__Recorded information__.

>> begin

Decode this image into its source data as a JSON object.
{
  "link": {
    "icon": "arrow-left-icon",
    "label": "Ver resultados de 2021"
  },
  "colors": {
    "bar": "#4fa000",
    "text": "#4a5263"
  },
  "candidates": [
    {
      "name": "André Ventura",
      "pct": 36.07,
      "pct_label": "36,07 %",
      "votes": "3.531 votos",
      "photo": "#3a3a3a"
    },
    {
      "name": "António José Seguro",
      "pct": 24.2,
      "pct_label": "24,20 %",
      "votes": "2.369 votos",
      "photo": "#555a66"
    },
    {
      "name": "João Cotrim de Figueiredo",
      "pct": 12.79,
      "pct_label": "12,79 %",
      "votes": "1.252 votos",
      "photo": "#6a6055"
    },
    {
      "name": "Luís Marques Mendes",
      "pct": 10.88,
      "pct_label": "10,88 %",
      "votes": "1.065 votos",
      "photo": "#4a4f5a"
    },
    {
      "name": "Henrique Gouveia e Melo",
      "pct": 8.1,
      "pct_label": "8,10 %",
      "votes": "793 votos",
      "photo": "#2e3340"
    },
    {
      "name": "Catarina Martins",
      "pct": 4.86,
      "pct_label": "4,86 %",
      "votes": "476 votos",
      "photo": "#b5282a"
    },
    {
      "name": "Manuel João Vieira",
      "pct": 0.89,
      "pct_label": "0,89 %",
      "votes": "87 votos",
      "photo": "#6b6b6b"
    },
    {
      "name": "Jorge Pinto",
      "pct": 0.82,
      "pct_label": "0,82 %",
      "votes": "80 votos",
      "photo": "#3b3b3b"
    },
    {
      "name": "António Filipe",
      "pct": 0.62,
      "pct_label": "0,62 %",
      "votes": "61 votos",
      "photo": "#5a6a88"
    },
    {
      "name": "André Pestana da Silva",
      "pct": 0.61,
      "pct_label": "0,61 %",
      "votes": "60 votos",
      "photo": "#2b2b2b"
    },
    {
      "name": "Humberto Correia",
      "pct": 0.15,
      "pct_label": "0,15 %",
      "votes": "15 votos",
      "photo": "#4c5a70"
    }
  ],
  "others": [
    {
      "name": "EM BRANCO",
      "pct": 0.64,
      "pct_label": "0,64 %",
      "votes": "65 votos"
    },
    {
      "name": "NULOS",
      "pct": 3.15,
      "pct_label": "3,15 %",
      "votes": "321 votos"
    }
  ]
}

>> end
>> begin

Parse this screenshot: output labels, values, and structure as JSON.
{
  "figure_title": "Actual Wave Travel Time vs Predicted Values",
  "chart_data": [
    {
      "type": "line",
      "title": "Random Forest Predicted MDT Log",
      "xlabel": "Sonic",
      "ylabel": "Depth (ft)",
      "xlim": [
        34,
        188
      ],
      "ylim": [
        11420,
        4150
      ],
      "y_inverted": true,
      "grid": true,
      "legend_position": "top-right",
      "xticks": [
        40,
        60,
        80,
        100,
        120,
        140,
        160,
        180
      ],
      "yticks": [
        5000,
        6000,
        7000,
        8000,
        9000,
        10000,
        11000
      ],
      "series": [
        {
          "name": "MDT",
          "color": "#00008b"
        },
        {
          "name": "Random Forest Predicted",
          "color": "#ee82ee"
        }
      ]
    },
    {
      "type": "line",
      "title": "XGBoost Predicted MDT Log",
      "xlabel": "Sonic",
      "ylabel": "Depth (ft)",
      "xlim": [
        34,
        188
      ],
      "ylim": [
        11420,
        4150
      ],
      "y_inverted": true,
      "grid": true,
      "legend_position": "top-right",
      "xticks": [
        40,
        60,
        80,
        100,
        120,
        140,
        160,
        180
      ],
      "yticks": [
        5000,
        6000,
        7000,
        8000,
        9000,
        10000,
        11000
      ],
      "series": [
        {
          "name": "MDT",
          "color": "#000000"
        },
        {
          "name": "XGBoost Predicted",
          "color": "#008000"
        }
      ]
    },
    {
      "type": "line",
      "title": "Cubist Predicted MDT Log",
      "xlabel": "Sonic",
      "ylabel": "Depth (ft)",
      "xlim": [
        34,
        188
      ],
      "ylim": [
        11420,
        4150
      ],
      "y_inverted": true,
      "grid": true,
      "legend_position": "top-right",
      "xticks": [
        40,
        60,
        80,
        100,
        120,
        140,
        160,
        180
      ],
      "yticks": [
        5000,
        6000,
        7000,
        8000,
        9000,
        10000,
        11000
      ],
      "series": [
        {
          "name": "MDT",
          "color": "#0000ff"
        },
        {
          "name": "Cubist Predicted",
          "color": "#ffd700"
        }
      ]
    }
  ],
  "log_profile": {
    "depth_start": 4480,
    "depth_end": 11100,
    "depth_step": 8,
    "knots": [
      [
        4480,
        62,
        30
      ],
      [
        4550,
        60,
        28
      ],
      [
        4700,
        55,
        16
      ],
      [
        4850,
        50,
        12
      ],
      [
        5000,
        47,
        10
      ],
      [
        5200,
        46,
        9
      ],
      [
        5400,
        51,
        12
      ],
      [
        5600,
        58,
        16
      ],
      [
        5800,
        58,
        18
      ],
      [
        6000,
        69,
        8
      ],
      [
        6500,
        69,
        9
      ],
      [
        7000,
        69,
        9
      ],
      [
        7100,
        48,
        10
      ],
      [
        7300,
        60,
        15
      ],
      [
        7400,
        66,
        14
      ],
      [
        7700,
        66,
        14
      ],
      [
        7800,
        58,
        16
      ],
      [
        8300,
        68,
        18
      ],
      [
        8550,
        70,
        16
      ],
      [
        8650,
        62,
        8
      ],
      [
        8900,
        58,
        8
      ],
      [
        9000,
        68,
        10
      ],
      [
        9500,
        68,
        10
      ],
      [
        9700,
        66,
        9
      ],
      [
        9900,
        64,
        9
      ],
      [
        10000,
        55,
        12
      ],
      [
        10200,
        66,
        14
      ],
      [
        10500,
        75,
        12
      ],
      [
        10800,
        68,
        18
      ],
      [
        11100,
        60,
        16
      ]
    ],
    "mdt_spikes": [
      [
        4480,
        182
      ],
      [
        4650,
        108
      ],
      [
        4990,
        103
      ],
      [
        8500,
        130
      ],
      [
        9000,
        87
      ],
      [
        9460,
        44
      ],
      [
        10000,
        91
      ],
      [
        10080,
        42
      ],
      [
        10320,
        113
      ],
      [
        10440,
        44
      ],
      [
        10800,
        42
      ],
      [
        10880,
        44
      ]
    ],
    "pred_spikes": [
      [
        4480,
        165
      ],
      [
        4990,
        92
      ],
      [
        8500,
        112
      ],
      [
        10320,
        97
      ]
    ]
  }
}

>> end

__What to work on__.
Look through the data above. Each line containing the word "António" needs to be copied.

__The output__.
      "name": "António José Seguro",
      "name": "António Filipe",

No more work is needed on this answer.